— What is expected —
Reproduce the listing word for word. Skip any image.
— Start of Provided records —
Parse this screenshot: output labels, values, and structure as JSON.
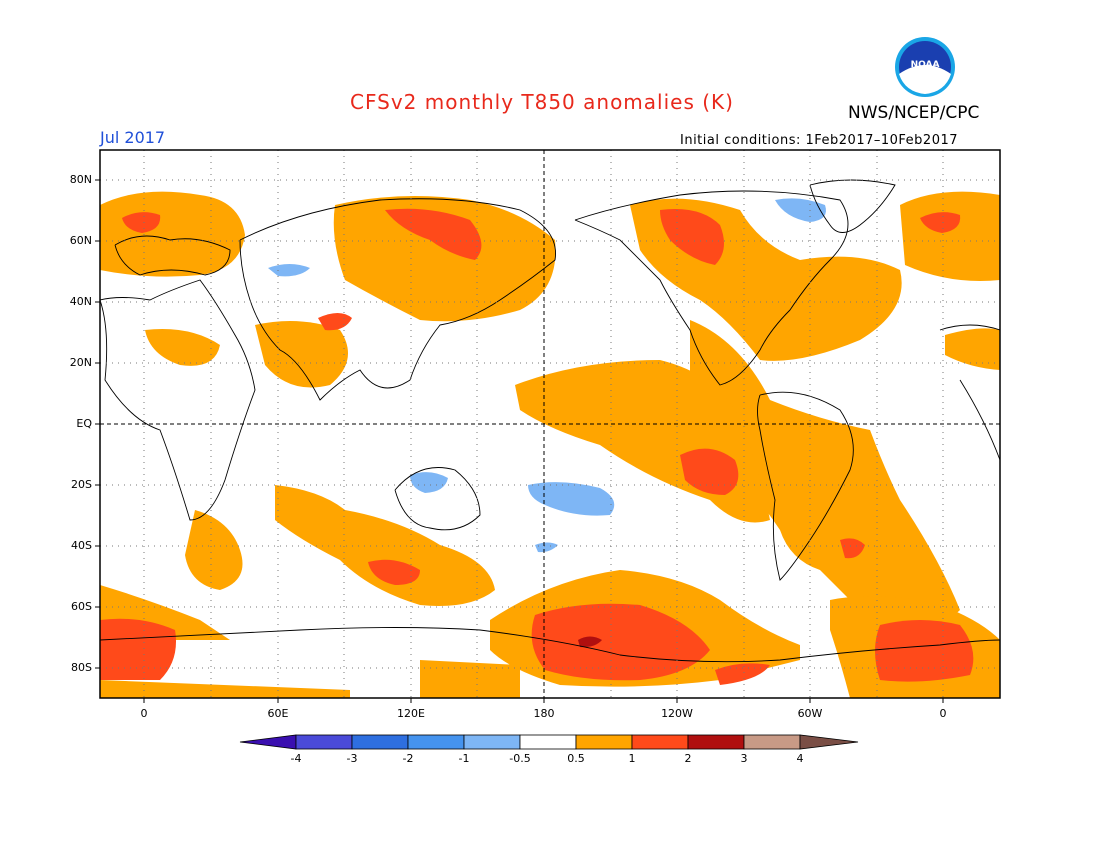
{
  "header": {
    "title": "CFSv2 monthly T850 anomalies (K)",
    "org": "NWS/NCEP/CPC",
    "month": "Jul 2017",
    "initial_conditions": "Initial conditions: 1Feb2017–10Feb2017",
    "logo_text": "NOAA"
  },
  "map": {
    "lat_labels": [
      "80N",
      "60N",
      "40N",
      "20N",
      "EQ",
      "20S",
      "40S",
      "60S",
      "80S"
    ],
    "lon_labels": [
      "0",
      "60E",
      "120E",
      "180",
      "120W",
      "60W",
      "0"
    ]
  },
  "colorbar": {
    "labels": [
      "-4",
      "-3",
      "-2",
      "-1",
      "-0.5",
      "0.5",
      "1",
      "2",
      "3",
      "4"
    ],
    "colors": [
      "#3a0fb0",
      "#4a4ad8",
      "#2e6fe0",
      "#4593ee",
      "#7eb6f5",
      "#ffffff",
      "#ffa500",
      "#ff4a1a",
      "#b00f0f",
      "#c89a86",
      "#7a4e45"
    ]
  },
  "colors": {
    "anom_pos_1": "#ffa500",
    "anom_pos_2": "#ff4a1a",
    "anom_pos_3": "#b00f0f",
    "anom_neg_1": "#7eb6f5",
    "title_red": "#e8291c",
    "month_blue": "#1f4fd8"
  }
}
— End of Provided records —
— Correct response —
Parse this screenshot: output labels, values, and structure as JSON.
{
  "header": {
    "title": "CFSv2 monthly T850 anomalies (K)",
    "org": "NWS/NCEP/CPC",
    "month": "Jul 2017",
    "initial_conditions": "Initial conditions: 1Feb2017–10Feb2017",
    "logo_text": "NOAA"
  },
  "map": {
    "lat_labels": [
      "80N",
      "60N",
      "40N",
      "20N",
      "EQ",
      "20S",
      "40S",
      "60S",
      "80S"
    ],
    "lon_labels": [
      "0",
      "60E",
      "120E",
      "180",
      "120W",
      "60W",
      "0"
    ]
  },
  "colorbar": {
    "labels": [
      "-4",
      "-3",
      "-2",
      "-1",
      "-0.5",
      "0.5",
      "1",
      "2",
      "3",
      "4"
    ],
    "colors": [
      "#3a0fb0",
      "#4a4ad8",
      "#2e6fe0",
      "#4593ee",
      "#7eb6f5",
      "#ffffff",
      "#ffa500",
      "#ff4a1a",
      "#b00f0f",
      "#c89a86",
      "#7a4e45"
    ]
  },
  "colors": {
    "anom_pos_1": "#ffa500",
    "anom_pos_2": "#ff4a1a",
    "anom_pos_3": "#b00f0f",
    "anom_neg_1": "#7eb6f5",
    "title_red": "#e8291c",
    "month_blue": "#1f4fd8"
  }
}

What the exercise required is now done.